== What is required ==
Which lines hold the word "кладки"? Copy each of them.

== Data excerpts ==
Start
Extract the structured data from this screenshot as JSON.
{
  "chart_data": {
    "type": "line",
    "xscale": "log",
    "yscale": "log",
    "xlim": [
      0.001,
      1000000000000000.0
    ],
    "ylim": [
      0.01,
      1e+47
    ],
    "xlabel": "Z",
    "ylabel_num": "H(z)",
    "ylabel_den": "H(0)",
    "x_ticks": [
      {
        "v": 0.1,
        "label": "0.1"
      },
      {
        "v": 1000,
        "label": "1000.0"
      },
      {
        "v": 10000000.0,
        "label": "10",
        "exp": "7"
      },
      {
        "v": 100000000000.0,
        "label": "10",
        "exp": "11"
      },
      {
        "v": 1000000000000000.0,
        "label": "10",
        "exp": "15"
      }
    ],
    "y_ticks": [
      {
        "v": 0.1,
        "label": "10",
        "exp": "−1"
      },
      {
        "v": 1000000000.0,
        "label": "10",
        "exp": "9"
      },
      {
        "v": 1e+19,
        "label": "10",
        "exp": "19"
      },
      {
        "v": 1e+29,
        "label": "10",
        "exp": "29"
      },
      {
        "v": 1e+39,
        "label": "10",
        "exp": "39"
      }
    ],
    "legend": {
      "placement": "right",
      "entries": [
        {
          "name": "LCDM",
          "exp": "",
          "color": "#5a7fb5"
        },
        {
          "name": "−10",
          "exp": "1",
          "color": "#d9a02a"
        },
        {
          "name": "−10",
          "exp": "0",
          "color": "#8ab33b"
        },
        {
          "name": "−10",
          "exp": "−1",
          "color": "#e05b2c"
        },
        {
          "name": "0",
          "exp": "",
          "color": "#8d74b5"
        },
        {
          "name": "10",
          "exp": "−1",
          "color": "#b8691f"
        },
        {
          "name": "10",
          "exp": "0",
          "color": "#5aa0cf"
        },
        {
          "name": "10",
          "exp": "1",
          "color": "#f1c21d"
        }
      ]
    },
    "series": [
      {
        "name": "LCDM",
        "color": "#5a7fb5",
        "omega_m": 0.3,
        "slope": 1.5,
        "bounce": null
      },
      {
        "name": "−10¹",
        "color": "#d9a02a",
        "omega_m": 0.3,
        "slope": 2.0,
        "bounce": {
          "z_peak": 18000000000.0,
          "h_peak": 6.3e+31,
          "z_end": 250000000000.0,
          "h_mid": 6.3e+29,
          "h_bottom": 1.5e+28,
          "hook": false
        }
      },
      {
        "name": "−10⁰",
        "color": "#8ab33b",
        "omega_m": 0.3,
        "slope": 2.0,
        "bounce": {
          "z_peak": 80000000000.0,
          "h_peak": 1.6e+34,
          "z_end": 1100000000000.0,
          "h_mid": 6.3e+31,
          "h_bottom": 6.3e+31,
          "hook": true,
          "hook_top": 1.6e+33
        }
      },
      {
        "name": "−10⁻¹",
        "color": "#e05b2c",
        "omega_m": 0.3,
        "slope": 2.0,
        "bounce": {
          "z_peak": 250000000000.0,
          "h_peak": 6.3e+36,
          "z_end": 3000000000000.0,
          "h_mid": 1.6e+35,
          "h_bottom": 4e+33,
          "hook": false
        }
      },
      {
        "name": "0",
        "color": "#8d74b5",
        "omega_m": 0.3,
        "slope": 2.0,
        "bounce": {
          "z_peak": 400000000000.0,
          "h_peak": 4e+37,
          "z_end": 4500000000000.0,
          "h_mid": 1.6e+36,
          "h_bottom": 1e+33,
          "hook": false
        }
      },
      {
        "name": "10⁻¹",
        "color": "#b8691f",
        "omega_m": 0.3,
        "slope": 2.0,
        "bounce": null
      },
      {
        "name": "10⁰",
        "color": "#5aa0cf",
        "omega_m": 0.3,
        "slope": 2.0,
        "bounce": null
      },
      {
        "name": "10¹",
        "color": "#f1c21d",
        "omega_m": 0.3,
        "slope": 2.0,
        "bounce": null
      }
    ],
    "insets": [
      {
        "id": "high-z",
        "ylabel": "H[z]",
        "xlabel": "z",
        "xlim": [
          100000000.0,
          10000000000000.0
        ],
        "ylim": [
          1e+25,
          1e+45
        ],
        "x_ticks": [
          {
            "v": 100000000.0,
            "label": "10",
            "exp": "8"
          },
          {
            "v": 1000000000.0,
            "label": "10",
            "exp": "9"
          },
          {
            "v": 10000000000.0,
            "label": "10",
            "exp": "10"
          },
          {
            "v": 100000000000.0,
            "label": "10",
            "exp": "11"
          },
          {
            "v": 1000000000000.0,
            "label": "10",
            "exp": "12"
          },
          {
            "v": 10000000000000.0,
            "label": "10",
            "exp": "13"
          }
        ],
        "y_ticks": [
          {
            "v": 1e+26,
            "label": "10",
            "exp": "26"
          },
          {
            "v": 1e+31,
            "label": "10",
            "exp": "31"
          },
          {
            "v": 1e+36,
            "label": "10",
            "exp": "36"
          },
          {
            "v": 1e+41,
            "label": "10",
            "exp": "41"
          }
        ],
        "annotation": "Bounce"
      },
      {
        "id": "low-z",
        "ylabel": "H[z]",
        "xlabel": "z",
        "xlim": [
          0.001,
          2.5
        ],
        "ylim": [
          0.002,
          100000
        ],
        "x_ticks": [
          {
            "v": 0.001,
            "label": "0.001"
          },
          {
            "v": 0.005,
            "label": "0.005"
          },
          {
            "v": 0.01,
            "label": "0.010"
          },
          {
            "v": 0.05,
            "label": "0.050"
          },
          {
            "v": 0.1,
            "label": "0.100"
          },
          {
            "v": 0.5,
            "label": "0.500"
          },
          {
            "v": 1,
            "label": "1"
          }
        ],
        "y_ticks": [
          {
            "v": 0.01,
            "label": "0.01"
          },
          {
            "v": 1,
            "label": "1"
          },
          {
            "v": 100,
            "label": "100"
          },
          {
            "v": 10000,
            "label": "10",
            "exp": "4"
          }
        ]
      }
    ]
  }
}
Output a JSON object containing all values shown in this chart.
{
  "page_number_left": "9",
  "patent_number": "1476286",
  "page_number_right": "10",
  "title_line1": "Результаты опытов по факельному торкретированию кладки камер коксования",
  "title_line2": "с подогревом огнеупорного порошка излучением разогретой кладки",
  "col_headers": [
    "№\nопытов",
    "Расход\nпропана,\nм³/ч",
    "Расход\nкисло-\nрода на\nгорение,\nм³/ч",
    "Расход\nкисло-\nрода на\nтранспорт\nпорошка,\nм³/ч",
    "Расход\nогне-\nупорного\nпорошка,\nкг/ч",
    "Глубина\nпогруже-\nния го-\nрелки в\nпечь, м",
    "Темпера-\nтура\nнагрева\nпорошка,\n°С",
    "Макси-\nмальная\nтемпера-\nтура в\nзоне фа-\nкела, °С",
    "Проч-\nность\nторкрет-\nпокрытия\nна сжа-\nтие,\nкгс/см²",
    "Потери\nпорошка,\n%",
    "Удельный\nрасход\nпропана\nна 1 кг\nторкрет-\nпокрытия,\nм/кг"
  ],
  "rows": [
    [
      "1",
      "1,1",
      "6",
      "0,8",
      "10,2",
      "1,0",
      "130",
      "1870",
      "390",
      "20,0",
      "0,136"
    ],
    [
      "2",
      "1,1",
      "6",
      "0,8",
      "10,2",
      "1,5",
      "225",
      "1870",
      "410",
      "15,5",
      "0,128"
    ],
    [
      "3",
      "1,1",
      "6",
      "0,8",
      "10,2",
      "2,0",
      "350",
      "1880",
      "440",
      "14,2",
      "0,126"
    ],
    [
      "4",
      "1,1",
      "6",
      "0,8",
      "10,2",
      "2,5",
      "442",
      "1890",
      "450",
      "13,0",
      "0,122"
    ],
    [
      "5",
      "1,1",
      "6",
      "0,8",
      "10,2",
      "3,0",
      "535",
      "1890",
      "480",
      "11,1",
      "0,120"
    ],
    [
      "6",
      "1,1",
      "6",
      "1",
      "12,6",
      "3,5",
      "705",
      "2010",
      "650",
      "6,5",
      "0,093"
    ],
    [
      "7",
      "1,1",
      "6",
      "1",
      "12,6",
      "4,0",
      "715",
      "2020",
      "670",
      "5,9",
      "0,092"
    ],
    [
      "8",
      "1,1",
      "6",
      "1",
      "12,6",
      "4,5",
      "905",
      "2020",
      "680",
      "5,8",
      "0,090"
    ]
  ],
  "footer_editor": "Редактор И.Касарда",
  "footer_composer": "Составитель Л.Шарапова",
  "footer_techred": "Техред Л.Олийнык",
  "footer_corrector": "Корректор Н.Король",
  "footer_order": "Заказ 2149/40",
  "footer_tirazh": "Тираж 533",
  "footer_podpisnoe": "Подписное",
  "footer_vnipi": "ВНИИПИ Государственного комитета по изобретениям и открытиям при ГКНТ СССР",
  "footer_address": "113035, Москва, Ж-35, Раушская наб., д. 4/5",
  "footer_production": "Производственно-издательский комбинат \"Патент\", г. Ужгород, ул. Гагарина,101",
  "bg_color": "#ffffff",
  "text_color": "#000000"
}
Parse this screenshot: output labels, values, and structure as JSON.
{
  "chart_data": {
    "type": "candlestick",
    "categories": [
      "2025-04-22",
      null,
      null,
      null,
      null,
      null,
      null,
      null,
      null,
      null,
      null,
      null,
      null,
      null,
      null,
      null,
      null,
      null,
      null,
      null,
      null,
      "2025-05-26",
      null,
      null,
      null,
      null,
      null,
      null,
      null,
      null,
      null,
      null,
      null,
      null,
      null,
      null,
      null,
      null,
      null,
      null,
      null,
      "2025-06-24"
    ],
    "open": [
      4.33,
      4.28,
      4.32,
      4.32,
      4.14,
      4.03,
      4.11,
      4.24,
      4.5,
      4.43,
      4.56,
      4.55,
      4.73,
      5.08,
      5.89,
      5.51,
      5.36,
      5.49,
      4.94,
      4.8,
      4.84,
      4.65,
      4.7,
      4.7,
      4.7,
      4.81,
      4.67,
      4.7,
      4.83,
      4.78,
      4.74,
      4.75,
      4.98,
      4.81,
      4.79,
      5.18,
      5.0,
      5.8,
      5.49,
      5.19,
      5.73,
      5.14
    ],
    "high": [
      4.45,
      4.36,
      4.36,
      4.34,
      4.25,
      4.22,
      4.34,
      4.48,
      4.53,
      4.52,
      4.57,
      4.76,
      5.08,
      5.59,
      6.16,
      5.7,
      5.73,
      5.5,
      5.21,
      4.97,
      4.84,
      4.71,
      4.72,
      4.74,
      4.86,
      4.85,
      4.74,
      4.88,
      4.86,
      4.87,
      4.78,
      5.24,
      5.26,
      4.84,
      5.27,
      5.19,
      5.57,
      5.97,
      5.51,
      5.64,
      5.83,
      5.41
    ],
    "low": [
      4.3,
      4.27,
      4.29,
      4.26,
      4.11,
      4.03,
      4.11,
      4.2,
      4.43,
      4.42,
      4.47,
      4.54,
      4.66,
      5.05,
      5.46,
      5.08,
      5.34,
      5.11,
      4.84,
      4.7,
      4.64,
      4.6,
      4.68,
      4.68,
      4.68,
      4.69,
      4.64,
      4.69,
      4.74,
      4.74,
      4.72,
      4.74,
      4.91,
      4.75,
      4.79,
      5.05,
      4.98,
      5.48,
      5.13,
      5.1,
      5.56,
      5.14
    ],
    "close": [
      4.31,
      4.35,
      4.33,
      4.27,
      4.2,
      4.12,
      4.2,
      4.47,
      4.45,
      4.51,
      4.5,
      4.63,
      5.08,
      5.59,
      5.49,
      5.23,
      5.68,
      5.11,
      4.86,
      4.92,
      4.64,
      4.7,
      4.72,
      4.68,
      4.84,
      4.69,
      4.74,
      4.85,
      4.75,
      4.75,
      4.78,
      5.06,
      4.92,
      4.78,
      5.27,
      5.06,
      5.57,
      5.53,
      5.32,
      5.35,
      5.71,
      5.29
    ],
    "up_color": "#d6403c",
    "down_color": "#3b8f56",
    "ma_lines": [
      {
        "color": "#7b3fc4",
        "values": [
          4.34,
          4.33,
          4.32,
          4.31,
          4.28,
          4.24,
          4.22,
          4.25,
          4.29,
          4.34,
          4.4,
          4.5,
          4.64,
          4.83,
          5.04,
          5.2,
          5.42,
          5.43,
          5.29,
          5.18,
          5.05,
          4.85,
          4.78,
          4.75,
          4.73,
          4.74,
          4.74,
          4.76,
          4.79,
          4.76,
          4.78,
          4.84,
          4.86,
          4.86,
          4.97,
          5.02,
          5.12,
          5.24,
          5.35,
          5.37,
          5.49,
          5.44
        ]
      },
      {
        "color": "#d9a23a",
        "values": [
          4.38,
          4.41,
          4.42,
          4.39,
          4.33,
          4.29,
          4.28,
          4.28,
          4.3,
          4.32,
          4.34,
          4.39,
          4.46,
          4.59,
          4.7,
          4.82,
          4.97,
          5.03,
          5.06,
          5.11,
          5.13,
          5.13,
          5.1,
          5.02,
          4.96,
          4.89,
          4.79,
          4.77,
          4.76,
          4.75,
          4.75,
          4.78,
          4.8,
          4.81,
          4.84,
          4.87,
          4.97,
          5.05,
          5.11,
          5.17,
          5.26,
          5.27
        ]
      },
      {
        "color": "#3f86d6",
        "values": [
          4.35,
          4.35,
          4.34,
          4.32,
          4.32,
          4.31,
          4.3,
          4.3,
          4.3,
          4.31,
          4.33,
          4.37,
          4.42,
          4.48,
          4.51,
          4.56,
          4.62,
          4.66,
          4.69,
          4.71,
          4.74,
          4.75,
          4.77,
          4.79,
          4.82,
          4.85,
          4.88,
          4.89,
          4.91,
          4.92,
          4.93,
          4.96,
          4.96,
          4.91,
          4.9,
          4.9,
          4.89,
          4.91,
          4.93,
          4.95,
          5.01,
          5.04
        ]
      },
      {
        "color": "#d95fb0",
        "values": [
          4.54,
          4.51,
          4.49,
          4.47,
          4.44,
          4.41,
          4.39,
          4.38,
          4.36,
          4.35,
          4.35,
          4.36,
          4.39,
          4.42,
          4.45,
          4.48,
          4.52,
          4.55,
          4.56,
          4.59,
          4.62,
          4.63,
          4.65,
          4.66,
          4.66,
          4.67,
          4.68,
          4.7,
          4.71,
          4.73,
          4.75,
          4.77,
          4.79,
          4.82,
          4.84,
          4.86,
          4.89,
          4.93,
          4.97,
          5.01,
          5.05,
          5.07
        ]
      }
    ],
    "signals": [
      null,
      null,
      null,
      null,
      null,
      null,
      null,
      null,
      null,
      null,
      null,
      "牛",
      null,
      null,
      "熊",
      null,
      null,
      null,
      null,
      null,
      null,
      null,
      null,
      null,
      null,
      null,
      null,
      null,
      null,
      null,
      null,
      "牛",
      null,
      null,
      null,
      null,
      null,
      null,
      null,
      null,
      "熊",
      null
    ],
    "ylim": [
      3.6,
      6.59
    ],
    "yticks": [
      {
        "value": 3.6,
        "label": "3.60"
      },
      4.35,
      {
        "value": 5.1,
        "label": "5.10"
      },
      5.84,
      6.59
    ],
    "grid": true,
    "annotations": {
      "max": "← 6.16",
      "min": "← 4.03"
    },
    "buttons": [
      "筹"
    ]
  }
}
End
== Response for this exercise ==
  "title_line1": "Результаты опытов по факельному торкретированию кладки камер коксования",
  "title_line2": "с подогревом огнеупорного порошка излучением разогретой кладки",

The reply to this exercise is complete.